▶ _Stated task_
Find and copy each line of the records where the string "screenshot" shows up.

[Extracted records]
● ● ● ●
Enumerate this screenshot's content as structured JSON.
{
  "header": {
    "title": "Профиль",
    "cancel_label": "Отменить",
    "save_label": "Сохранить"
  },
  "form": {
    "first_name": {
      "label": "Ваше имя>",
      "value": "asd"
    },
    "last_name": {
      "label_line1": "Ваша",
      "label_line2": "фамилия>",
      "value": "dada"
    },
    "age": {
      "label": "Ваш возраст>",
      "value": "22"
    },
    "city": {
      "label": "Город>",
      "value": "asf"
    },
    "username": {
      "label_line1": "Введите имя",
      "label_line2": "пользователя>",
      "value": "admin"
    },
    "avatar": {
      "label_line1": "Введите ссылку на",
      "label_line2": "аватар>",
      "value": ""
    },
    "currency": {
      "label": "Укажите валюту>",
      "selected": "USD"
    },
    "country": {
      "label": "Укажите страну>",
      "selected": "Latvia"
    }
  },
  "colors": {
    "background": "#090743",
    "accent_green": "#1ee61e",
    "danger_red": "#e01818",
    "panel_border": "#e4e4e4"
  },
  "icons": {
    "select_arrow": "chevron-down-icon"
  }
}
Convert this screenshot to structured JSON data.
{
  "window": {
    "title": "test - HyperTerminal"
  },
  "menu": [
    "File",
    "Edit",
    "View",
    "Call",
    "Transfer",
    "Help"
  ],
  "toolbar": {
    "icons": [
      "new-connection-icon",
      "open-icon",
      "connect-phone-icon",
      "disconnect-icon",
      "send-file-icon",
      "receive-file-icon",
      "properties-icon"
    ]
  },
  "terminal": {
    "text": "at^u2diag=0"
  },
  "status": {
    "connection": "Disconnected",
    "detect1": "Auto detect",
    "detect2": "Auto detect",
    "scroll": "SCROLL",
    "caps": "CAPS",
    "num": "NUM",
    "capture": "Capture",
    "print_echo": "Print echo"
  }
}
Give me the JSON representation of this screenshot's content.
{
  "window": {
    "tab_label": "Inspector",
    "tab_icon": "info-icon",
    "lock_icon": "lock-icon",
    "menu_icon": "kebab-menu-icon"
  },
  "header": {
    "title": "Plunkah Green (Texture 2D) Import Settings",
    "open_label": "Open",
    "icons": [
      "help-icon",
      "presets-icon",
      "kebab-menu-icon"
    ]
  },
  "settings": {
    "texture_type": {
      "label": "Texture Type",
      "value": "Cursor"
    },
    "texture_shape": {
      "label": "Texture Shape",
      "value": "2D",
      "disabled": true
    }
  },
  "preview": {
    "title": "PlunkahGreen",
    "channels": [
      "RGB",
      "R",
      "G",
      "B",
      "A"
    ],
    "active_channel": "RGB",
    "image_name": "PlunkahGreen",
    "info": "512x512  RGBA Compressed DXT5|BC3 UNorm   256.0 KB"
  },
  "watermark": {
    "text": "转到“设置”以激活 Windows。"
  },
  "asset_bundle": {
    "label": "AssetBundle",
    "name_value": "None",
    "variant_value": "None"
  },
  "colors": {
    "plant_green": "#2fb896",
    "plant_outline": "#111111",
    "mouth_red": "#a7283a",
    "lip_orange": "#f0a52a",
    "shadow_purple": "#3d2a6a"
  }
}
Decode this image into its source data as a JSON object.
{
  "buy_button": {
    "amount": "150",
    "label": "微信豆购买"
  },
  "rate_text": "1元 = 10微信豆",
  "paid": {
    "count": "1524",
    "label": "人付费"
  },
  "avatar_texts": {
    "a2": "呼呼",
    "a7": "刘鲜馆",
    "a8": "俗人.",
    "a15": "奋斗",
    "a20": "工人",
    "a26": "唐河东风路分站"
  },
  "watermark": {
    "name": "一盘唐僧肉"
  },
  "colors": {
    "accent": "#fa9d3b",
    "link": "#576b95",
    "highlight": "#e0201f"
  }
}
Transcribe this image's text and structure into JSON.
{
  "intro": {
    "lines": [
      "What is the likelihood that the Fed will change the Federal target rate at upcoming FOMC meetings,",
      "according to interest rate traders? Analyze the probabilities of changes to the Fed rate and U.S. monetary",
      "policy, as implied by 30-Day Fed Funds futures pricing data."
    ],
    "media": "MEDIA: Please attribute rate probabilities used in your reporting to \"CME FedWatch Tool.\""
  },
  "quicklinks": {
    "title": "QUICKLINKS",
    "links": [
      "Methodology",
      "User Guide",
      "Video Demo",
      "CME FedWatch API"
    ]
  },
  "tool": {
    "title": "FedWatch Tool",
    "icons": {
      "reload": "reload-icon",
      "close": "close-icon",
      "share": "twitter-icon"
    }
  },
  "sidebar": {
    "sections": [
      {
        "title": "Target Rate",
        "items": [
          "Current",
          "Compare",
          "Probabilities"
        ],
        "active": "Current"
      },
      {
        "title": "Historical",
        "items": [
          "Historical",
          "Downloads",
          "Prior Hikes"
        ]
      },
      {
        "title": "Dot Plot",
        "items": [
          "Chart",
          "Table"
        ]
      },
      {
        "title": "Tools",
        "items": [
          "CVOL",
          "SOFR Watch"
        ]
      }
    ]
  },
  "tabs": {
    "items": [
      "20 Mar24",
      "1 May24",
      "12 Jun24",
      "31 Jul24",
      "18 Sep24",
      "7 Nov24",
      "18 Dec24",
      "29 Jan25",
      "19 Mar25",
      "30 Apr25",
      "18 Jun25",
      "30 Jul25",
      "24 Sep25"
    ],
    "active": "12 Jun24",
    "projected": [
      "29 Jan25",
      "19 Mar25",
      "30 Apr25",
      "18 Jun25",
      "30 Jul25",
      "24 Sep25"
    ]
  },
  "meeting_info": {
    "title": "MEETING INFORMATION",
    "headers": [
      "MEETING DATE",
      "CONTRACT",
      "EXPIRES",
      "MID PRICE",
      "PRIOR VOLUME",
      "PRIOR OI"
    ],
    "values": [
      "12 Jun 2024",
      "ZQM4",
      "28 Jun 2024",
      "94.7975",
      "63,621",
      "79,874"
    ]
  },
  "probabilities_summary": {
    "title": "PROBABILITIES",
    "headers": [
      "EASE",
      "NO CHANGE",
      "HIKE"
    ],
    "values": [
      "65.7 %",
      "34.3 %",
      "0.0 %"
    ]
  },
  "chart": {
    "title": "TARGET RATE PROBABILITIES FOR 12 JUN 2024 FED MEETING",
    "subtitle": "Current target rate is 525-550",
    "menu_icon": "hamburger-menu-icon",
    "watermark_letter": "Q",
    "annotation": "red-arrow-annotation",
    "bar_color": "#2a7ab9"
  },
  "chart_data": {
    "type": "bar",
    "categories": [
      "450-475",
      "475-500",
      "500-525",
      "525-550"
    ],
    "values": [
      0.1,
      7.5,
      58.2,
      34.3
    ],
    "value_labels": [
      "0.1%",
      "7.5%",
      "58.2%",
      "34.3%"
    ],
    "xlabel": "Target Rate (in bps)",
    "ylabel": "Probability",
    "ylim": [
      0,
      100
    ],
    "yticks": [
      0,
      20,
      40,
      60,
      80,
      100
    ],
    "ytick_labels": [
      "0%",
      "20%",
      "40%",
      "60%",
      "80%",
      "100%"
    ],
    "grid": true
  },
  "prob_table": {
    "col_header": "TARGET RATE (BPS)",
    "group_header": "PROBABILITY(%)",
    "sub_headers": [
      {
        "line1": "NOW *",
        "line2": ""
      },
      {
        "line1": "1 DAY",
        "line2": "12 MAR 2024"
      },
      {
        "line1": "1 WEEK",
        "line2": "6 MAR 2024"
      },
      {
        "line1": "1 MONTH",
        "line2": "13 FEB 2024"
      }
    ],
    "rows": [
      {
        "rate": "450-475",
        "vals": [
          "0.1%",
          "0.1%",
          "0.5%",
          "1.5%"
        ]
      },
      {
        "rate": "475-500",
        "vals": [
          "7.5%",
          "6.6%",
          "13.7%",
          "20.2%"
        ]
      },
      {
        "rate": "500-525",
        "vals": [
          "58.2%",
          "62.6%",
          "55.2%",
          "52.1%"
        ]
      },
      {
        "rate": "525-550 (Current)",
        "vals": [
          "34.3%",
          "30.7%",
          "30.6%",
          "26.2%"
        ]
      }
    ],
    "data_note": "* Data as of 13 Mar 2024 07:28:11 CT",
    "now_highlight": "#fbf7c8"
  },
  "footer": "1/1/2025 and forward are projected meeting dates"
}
● ● ● ●
▶ _Correct output_
Enumerate this screenshot's content as structured JSON.
Convert this screenshot to structured JSON data.
Give me the JSON representation of this screenshot's content.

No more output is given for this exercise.